EXTRACTED RECORDS =
::::::
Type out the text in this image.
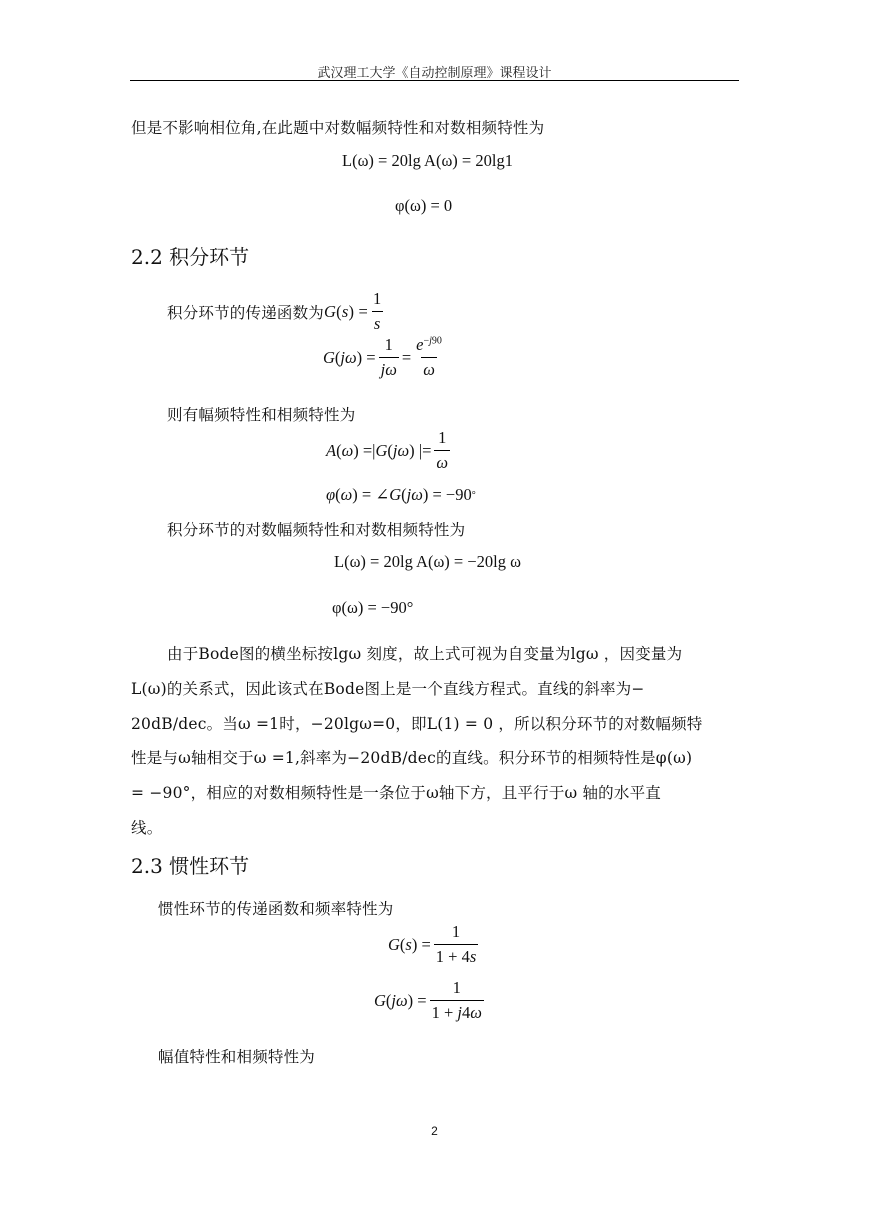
武汉理工大学《自动控制原理》课程设计
但是不影响相位角,在此题中对数幅频特性和对数相频特性为
L(ω) = 20lg A(ω) = 20lg1
φ(ω) = 0
2.2 积分环节
积分环节的传递函数为 G ( s ) = $\frac{1}{s}$
G ( j ω ) = $\frac{1}{j\omega} = \frac{e^{-j90}}{\omega}$
则有幅频特性和相频特性为
A ( ω ) =| G ( jω ) |= $\frac{1}{\omega}$
φ ( ω ) = ∠ G ( jω ) = −90 °
积分环节的对数幅频特性和对数相频特性为
L(ω) = 20lg A(ω) = −20lg ω
φ(ω) = −90°
由于Bode图的横坐标按lgω 刻度，故上式可视为自变量为lgω ，因变量为
L(ω)的关系式，因此该式在Bode图上是一个直线方程式。直线的斜率为−
20dB/dec。当ω =1时，−20lgω=0，即L(1) = 0 ，所以积分环节的对数幅频特
性是与ω轴相交于ω =1,斜率为−20dB/dec的直线。积分环节的相频特性是φ(ω)
= −90°，相应的对数相频特性是一条位于ω轴下方，且平行于ω 轴的水平直
线。
2.3 惯性环节
惯性环节的传递函数和频率特性为
G ( s ) = $\frac{1}{1 + 4s}$
G ( jω ) = $\frac{1}{1 + j4\omega}$
幅值特性和相频特性为
2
::::::
TASK TO CARRY OUT = Extract all the entries word for word; omit any pictures.

RESULT =
Type out the text in this image.
武汉理工大学《自动控制原理》课程设计
但是不影响相位角,在此题中对数幅频特性和对数相频特性为
L(ω) = 20lg A(ω) = 20lg1
φ(ω) = 0
2.2 积分环节
积分环节的传递函数为 G ( s ) = $\frac{1}{s}$
G ( j ω ) = $\frac{1}{j\omega} = \frac{e^{-j90}}{\omega}$
则有幅频特性和相频特性为
A ( ω ) =| G ( jω ) |= $\frac{1}{\omega}$
φ ( ω ) = ∠ G ( jω ) = −90 °
积分环节的对数幅频特性和对数相频特性为
L(ω) = 20lg A(ω) = −20lg ω
φ(ω) = −90°
由于Bode图的横坐标按lgω 刻度，故上式可视为自变量为lgω ，因变量为
L(ω)的关系式，因此该式在Bode图上是一个直线方程式。直线的斜率为−
20dB/dec。当ω =1时，−20lgω=0，即L(1) = 0 ，所以积分环节的对数幅频特
性是与ω轴相交于ω =1,斜率为−20dB/dec的直线。积分环节的相频特性是φ(ω)
= −90°，相应的对数相频特性是一条位于ω轴下方，且平行于ω 轴的水平直
线。
2.3 惯性环节
惯性环节的传递函数和频率特性为
G ( s ) = $\frac{1}{1 + 4s}$
G ( jω ) = $\frac{1}{1 + j4\omega}$
幅值特性和相频特性为
2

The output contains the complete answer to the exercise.